>> Begin EXCERPTED DATA

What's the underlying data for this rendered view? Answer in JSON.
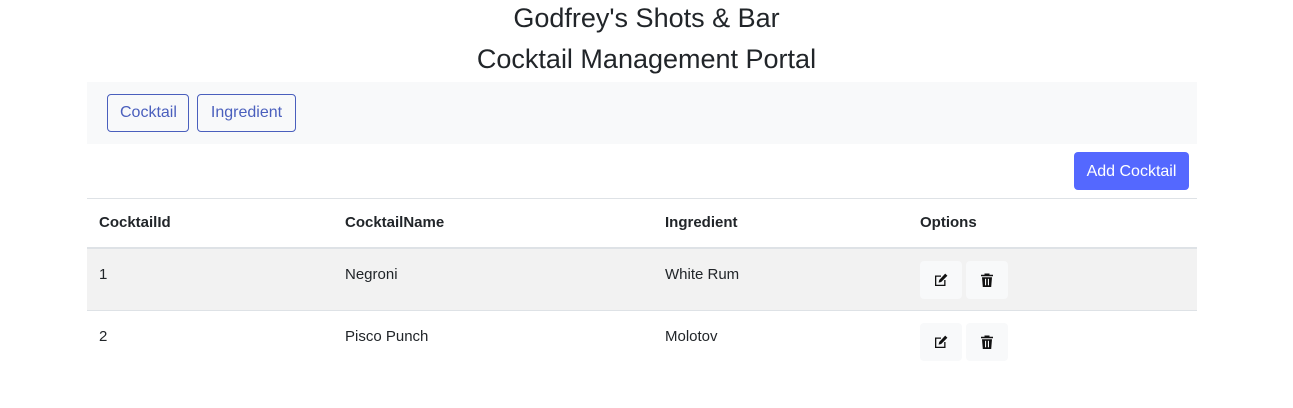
{
  "header": {
    "title_line1": "Godfrey's Shots & Bar",
    "title_line2": "Cocktail Management Portal"
  },
  "nav": {
    "cocktail_label": "Cocktail",
    "ingredient_label": "Ingredient"
  },
  "toolbar": {
    "add_label": "Add Cocktail"
  },
  "table": {
    "columns": [
      "CocktailId",
      "CocktailName",
      "Ingredient",
      "Options"
    ],
    "rows": [
      {
        "id": "1",
        "name": "Negroni",
        "ingredient": "White Rum"
      },
      {
        "id": "2",
        "name": "Pisco Punch",
        "ingredient": "Molotov"
      }
    ]
  },
  "icons": {
    "edit": "edit-icon",
    "delete": "trash-icon"
  },
  "colors": {
    "accent": "#5468ff",
    "nav_outline": "#4a5fbd",
    "navbar_bg": "#f8f9fa",
    "striped_row": "#f2f2f2"
  }
}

>> End EXCERPTED DATA

▸ **GIVEN TASK**: Transcribe the records above exactly, omitting every picture they contain.

▸ **COMPLETED EXERCISE**:
What's the underlying data for this rendered view? Answer in JSON.
{
  "header": {
    "title_line1": "Godfrey's Shots & Bar",
    "title_line2": "Cocktail Management Portal"
  },
  "nav": {
    "cocktail_label": "Cocktail",
    "ingredient_label": "Ingredient"
  },
  "toolbar": {
    "add_label": "Add Cocktail"
  },
  "table": {
    "columns": [
      "CocktailId",
      "CocktailName",
      "Ingredient",
      "Options"
    ],
    "rows": [
      {
        "id": "1",
        "name": "Negroni",
        "ingredient": "White Rum"
      },
      {
        "id": "2",
        "name": "Pisco Punch",
        "ingredient": "Molotov"
      }
    ]
  },
  "icons": {
    "edit": "edit-icon",
    "delete": "trash-icon"
  },
  "colors": {
    "accent": "#5468ff",
    "nav_outline": "#4a5fbd",
    "navbar_bg": "#f8f9fa",
    "striped_row": "#f2f2f2"
  }
}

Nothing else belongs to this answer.